- WORK INSTRUCTION A: In the passage on CA 125 in heart failure, what share of patients in the DAPA-HF trial had CA 125 levels above 35 U/ml?
- WORK INSTRUCTION B: Using the passage on CA 125 in heart failure, explain why CA 125 should be measured at admission and again at least seven days later.

- PAGE EXTRACT:
##########
Cancer Antigen 125 (CA 125) should be measured at admission of patients with acute decompensated heart failure. As CA 125 in not a cardiac specific biomarker, and its upregulation may be in relation with other diseases, in the absence of heart failure diagnosis, CA 125 levels should be interpreted accordingly.

There is also a difference between patients with acute heart failure and stable heart failure. Up to two thirds of patients with acute decompensated heart failure have elevated CA 125 levels (above 35 U/ml) but only a few patients with stable heart failure have CA 125 levels above this cutoff value. As such it is important to correlate CA 125 levels with signs and symptoms, echocardiographic parameters and other biomarkers such as natriuretic peptides [1,13,19,20].

A cutoff value of 35 U/ml was proposed for CA 125 levels that can identify low risk of adverse events following acute heart failure admission. High CA 125 levels (above 35 U/ml) can identify high risk patients and may guide a more intensive decongestion therapy with higher doses of loop diuretics.

It appears that during the first months after acute heart failure hospitalization, CA 125 kinetics are correlated with the patients’ clinical outcome. Because CA 125 has a long half-life (several days as opposed to NT-proBNP which has a half-life of hours), it is reasonable to measure CA 125 levels at admission and at least seven days after the initial measurement, for obtaining information about the response to therapy.

Although there are many studies that show the role of CA 125 in acute heart failure patients, there is less data about CA 125 in chronic ambulatory heart failure. One study performed by Kieran F. Docherty et al, and published in Journal of Am College of Cardiology in 2023, addressed this issue [55]. They examined the association between baseline CA 125 levels and outcome in patients from the DAPA – HF trial (Dapaglifozin and Prevention of Adverse Outcomes in Heart Failure) and also the relationship with the effect of dapaglifozin. The DAPA – HF was a prospective, randomized trial that examined the efficacy and safety of dapaglifozin 10 mg per day compared with placebo, in patients with heart failure with reduced ejection fraction. The patients included in this trial had stable, non-decompensated heart failure with reduced ejection fraction (LVEF < 40 %). CA 125 was measured at baseline and after 12 months after randomization. CA 125 was analyzed according to the upper normal limit of 35 U/ml. Patients with higher concentrations of CA 125 were: older, had worse NYHA functional class, higher heart rate and also higher NT-proBNP and hs Troponin T levels. They also exhibited lower left ventricular ejection fraction and more renal impairment. Higher CA 125 levels also correlated with more peripheral congestion. A history of atrial fibrillation was associated with more elevated CA 125 levels. Using the cutoff value of 35 U/ml, patients with elevated CA 125 concentrations had higher risks of primary and secondary morbidity/mortality outcomes. The risk of death caused by worsening heart failure was also higher in patients with CA 125 levels above 35 U/ml. Renal function also declined at a greater rate over time in patients with elevated CA 125. CA 125 levels in the DAPA – HF trial were lower than in patients with acute heart failure, with only 12% of patients having levels above the cutoff value of 35 U/ml [55,56,57,58]. Elevated levels of CA 125 at baseline and also an increase of CA 125 levels from baseline to 12 months, were independent predictors of the risk of worsening heart failure and mortality. The effects of dapaglifozin were not influenced by the levels of CA 125 [55,56,57,59,60].
##########
- DATA FOR REVIEW:
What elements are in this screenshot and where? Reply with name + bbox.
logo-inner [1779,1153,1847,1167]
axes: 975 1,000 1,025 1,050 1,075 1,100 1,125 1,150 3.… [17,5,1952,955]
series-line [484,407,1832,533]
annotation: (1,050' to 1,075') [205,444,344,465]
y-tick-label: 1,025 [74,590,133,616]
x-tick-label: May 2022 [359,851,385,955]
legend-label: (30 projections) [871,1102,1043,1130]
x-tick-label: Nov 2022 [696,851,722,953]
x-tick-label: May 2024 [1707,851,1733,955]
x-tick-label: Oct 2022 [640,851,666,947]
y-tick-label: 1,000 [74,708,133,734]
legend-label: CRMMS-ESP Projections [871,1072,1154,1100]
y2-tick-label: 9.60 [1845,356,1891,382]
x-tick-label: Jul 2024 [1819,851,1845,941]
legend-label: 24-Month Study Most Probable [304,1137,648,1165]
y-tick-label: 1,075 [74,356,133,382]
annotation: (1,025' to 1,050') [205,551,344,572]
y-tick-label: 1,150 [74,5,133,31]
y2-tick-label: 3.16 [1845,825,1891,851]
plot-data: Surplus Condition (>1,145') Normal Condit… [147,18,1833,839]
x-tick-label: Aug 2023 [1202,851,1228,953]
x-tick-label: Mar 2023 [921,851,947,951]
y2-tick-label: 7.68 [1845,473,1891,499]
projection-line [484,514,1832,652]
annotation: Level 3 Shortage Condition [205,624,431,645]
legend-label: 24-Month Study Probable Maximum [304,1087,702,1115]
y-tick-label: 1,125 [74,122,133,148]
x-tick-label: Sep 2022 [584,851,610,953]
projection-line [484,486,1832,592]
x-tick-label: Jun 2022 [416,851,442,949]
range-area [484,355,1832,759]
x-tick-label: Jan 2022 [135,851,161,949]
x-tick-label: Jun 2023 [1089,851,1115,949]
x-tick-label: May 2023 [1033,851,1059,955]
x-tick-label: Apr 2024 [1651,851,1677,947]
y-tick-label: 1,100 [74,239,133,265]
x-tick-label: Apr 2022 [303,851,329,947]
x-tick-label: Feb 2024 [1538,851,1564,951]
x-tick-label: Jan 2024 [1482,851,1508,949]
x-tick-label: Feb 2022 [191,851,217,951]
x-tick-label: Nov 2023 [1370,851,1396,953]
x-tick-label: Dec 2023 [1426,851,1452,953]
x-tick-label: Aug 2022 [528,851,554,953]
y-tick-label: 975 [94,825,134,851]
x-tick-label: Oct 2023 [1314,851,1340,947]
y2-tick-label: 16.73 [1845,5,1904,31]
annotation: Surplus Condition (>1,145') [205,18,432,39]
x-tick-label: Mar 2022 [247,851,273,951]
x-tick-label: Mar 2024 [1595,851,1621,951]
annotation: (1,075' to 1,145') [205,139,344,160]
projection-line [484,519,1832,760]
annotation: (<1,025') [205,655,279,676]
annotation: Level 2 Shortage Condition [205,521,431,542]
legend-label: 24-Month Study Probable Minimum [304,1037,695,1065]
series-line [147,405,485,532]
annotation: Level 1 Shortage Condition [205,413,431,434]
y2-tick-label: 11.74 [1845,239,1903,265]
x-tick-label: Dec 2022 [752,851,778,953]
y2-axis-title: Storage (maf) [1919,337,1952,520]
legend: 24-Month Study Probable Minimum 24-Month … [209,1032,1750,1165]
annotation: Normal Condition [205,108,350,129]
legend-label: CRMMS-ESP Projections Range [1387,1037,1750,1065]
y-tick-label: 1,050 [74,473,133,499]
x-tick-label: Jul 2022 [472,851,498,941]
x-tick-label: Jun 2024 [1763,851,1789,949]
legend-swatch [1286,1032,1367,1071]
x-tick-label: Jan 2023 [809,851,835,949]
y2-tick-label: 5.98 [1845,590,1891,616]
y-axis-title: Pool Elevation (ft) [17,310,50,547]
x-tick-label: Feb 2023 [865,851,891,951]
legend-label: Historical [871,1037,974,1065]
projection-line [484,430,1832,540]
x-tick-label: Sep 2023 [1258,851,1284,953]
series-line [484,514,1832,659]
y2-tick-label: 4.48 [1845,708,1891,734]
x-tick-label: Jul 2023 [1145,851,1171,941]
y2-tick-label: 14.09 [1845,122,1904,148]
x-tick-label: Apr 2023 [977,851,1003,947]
##########
- EXERCISE ANSWER A: Only 12% of patients had CA 125 levels above 35 U/ml.

- EXERCISE ANSWER B: CA 125 has a long half-life of several days, while NT-proBNP's half-life is measured in hours. For that reason, a second measurement at least seven days after admission is needed to show how the patient is responding to therapy.